**Rows**.
++++

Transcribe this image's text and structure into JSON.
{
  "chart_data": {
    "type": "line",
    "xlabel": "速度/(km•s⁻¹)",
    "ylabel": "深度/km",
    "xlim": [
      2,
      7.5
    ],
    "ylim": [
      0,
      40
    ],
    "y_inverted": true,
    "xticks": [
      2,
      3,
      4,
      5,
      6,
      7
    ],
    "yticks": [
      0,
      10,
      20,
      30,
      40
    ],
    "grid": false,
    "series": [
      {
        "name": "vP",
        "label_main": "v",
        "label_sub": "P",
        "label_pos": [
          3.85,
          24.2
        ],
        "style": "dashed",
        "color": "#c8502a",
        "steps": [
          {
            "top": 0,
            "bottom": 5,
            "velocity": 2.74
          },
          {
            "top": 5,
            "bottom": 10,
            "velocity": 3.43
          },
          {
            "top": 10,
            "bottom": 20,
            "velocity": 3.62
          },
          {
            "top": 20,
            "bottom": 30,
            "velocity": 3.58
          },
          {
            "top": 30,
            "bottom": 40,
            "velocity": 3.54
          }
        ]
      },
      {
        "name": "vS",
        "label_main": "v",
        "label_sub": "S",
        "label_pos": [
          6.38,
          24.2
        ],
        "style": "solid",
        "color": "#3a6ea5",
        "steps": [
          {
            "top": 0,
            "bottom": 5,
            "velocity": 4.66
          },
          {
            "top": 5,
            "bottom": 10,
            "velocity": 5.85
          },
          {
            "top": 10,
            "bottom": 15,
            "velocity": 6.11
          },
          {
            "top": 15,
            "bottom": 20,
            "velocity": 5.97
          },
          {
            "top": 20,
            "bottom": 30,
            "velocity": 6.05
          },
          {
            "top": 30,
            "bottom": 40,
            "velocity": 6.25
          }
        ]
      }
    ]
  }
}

++++

**Stated goal**. Copy every record exactly, with nothing added or dropped.

**Response**.
Transcribe this image's text and structure into JSON.
{
  "chart_data": {
    "type": "line",
    "xlabel": "速度/(km•s⁻¹)",
    "ylabel": "深度/km",
    "xlim": [
      2,
      7.5
    ],
    "ylim": [
      0,
      40
    ],
    "y_inverted": true,
    "xticks": [
      2,
      3,
      4,
      5,
      6,
      7
    ],
    "yticks": [
      0,
      10,
      20,
      30,
      40
    ],
    "grid": false,
    "series": [
      {
        "name": "vP",
        "label_main": "v",
        "label_sub": "P",
        "label_pos": [
          3.85,
          24.2
        ],
        "style": "dashed",
        "color": "#c8502a",
        "steps": [
          {
            "top": 0,
            "bottom": 5,
            "velocity": 2.74
          },
          {
            "top": 5,
            "bottom": 10,
            "velocity": 3.43
          },
          {
            "top": 10,
            "bottom": 20,
            "velocity": 3.62
          },
          {
            "top": 20,
            "bottom": 30,
            "velocity": 3.58
          },
          {
            "top": 30,
            "bottom": 40,
            "velocity": 3.54
          }
        ]
      },
      {
        "name": "vS",
        "label_main": "v",
        "label_sub": "S",
        "label_pos": [
          6.38,
          24.2
        ],
        "style": "solid",
        "color": "#3a6ea5",
        "steps": [
          {
            "top": 0,
            "bottom": 5,
            "velocity": 4.66
          },
          {
            "top": 5,
            "bottom": 10,
            "velocity": 5.85
          },
          {
            "top": 10,
            "bottom": 15,
            "velocity": 6.11
          },
          {
            "top": 15,
            "bottom": 20,
            "velocity": 5.97
          },
          {
            "top": 20,
            "bottom": 30,
            "velocity": 6.05
          },
          {
            "top": 30,
            "bottom": 40,
            "velocity": 6.25
          }
        ]
      }
    ]
  }
}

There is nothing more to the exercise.